[Record extracts]:
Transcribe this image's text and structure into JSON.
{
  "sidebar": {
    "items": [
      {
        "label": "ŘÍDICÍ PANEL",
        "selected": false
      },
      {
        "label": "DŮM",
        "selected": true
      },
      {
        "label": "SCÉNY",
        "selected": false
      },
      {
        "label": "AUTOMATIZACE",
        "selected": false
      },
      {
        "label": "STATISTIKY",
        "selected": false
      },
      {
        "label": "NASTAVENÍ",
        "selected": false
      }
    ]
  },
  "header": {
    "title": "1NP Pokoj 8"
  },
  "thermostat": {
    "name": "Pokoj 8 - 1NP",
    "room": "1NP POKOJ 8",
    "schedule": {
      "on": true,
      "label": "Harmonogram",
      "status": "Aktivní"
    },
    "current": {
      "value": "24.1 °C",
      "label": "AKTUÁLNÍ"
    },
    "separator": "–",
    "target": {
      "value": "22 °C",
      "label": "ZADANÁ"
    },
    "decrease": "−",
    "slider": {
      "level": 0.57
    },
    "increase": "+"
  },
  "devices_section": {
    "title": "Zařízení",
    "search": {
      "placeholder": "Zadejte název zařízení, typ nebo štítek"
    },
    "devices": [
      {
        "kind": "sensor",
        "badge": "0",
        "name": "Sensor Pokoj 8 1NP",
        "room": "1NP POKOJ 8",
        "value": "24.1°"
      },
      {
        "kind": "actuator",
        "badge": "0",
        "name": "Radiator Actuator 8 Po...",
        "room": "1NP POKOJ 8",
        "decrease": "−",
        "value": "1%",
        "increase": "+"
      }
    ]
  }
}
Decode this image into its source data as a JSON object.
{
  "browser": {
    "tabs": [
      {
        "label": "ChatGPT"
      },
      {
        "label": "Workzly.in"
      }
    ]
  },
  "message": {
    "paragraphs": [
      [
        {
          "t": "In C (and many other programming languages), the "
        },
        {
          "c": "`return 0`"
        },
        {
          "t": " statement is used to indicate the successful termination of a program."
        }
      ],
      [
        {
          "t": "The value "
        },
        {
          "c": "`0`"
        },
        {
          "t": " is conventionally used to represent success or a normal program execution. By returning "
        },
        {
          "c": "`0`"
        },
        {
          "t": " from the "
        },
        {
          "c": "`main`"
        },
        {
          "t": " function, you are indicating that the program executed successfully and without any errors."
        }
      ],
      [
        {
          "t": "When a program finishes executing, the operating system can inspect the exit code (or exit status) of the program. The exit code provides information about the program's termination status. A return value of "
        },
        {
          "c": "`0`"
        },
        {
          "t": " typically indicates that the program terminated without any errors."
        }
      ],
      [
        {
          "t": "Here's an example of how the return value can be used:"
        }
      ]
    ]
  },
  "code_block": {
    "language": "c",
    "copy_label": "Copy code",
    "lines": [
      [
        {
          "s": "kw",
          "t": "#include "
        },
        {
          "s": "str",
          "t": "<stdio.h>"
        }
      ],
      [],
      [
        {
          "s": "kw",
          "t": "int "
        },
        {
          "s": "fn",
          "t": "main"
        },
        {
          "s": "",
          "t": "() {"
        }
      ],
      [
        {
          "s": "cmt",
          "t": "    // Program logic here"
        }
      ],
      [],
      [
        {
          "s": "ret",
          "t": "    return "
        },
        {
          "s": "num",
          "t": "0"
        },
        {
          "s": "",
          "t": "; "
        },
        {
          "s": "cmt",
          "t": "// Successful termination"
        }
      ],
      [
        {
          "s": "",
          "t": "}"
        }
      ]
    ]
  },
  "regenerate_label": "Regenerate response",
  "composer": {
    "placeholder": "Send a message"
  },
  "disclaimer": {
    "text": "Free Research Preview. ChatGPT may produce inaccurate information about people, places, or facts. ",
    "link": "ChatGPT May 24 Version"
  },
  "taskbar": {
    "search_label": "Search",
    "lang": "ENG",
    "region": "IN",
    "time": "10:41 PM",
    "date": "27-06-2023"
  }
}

[Task]: Go through the lines above. Select every one that has the string "used".

[Solution below]:
          "t": " statement is used to indicate the successful termination of a program."
          "t": " is conventionally used to represent success or a normal program execution. By returning "
          "t": "Here's an example of how the return value can be used:"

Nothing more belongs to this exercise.